(YOUR ASSIGNMENT)
Although the records contain pictures, only their text should be reproduced, exactly as written.

(INPUT)
══════════════════════════════
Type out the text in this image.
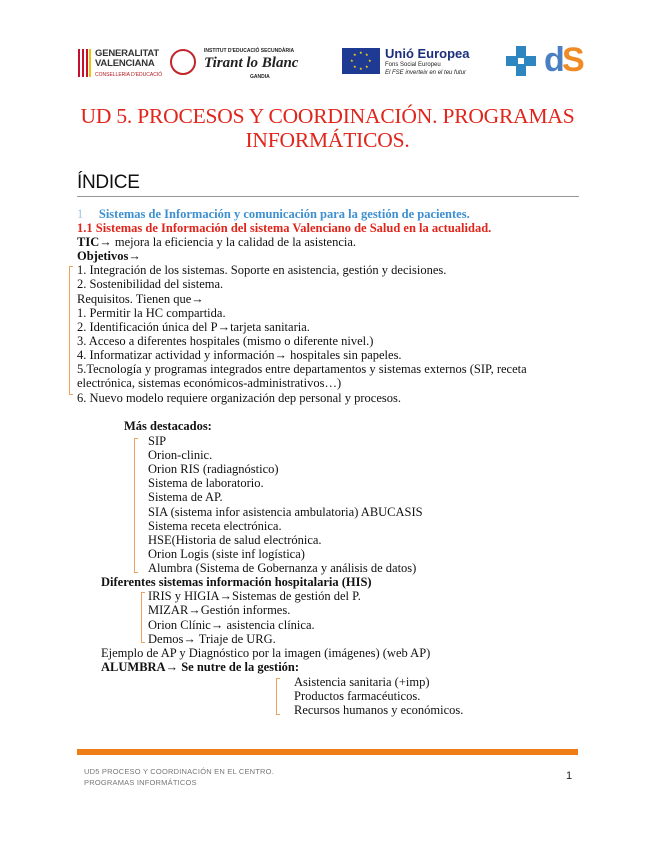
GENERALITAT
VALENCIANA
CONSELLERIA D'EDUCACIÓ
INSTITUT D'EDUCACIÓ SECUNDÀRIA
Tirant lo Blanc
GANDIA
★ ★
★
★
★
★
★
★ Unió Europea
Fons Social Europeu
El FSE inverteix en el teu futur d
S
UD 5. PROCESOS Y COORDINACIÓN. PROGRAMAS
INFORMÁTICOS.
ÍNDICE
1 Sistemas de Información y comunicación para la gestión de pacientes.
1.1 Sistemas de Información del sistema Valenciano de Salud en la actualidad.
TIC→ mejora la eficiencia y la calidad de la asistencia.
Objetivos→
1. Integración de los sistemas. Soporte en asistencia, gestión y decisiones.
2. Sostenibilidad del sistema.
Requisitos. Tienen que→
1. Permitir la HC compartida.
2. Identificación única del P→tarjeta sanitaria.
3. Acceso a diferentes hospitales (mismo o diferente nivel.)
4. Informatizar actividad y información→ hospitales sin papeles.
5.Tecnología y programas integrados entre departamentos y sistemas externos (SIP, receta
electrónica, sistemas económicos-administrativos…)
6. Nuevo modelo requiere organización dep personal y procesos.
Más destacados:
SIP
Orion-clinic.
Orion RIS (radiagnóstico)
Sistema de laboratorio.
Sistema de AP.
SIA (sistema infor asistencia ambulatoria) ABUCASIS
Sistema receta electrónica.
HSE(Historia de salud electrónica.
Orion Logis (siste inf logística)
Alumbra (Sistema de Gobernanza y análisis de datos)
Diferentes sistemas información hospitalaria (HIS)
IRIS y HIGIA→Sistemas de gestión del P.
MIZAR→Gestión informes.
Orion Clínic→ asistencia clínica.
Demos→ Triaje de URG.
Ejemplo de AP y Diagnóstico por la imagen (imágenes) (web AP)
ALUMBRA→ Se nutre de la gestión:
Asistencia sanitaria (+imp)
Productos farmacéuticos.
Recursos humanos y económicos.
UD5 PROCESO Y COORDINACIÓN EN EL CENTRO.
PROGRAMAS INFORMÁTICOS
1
══════════════════════════════
(TASK RESULT)
Type out the text in this image.
GENERALITAT
VALENCIANA
CONSELLERIA D'EDUCACIÓ
INSTITUT D'EDUCACIÓ SECUNDÀRIA
Tirant lo Blanc
GANDIA
★ ★
★
★
★
★
★
★ Unió Europea
Fons Social Europeu
El FSE inverteix en el teu futur d
S
UD 5. PROCESOS Y COORDINACIÓN. PROGRAMAS
INFORMÁTICOS.
ÍNDICE
1 Sistemas de Información y comunicación para la gestión de pacientes.
1.1 Sistemas de Información del sistema Valenciano de Salud en la actualidad.
TIC→ mejora la eficiencia y la calidad de la asistencia.
Objetivos→
1. Integración de los sistemas. Soporte en asistencia, gestión y decisiones.
2. Sostenibilidad del sistema.
Requisitos. Tienen que→
1. Permitir la HC compartida.
2. Identificación única del P→tarjeta sanitaria.
3. Acceso a diferentes hospitales (mismo o diferente nivel.)
4. Informatizar actividad y información→ hospitales sin papeles.
5.Tecnología y programas integrados entre departamentos y sistemas externos (SIP, receta
electrónica, sistemas económicos-administrativos…)
6. Nuevo modelo requiere organización dep personal y procesos.
Más destacados:
SIP
Orion-clinic.
Orion RIS (radiagnóstico)
Sistema de laboratorio.
Sistema de AP.
SIA (sistema infor asistencia ambulatoria) ABUCASIS
Sistema receta electrónica.
HSE(Historia de salud electrónica.
Orion Logis (siste inf logística)
Alumbra (Sistema de Gobernanza y análisis de datos)
Diferentes sistemas información hospitalaria (HIS)
IRIS y HIGIA→Sistemas de gestión del P.
MIZAR→Gestión informes.
Orion Clínic→ asistencia clínica.
Demos→ Triaje de URG.
Ejemplo de AP y Diagnóstico por la imagen (imágenes) (web AP)
ALUMBRA→ Se nutre de la gestión:
Asistencia sanitaria (+imp)
Productos farmacéuticos.
Recursos humanos y económicos.
UD5 PROCESO Y COORDINACIÓN EN EL CENTRO.
PROGRAMAS INFORMÁTICOS
1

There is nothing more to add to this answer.